--- start STORED RECORDS ---

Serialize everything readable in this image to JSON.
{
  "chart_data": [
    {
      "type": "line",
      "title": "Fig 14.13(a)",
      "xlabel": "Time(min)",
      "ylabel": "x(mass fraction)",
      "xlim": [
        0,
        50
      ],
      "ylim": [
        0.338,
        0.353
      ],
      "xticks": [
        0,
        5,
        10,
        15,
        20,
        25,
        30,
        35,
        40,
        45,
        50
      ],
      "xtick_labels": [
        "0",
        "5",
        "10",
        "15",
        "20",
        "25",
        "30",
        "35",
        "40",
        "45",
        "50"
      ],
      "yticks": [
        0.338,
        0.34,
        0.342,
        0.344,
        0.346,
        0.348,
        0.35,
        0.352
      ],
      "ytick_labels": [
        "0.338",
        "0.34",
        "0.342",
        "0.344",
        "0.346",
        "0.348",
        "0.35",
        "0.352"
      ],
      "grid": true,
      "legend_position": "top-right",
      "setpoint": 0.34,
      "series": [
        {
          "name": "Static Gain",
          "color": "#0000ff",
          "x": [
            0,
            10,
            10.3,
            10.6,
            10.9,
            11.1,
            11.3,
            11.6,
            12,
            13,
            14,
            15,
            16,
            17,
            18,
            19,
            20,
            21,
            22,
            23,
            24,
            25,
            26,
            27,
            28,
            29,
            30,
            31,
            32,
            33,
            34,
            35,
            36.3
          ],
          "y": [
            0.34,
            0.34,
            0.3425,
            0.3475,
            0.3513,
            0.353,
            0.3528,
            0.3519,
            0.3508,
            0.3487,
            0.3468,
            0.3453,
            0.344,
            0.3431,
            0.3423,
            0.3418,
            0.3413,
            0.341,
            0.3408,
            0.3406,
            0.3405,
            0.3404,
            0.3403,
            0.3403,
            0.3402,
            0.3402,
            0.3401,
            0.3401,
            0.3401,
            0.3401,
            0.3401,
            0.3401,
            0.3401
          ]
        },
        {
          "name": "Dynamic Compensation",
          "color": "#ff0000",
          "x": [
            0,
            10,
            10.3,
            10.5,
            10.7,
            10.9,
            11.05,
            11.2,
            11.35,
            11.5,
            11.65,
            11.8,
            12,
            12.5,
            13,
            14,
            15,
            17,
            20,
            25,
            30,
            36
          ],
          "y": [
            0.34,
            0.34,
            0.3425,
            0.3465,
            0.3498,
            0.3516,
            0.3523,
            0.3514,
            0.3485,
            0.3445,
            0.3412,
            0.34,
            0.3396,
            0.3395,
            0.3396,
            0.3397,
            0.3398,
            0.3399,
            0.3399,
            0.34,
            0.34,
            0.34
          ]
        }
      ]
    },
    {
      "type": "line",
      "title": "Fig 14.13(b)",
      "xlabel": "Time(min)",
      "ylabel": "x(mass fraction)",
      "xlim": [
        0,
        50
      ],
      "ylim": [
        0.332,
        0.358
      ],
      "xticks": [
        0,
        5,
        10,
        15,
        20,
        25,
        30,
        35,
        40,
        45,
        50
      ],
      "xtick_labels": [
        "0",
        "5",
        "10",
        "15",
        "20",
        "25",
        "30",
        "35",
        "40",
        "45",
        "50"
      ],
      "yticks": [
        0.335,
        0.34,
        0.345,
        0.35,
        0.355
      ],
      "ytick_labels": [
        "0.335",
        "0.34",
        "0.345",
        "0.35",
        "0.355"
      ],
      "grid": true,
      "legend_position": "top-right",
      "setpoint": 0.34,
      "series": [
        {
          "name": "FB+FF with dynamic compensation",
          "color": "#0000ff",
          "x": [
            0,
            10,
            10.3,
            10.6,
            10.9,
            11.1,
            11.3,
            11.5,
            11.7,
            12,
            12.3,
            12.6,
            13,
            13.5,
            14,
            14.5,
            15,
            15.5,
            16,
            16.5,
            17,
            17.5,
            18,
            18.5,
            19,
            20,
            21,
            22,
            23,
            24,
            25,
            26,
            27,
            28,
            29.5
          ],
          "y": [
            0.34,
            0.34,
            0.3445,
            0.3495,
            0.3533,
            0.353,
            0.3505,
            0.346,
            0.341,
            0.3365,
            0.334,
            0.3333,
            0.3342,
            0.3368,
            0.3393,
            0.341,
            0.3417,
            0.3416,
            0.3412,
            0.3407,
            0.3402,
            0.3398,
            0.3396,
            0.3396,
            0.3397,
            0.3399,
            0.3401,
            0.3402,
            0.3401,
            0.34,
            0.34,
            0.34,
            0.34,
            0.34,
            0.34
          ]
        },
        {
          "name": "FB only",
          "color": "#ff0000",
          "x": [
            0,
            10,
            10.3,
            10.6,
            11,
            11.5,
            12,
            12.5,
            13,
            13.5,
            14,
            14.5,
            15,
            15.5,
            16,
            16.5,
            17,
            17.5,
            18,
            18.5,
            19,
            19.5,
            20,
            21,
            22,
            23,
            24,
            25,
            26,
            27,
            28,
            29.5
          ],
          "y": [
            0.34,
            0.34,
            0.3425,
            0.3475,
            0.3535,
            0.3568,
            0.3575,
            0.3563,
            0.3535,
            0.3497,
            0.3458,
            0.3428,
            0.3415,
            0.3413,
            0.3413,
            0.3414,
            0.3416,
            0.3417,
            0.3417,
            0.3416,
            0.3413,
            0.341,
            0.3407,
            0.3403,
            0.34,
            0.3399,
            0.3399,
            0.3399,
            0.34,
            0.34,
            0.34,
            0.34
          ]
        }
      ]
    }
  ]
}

--- end STORED RECORDS ---

# WRITTEN EXERCISE:
Report only how many lines of the listing hold the word "name".

# SOLVED EXERCISE:
4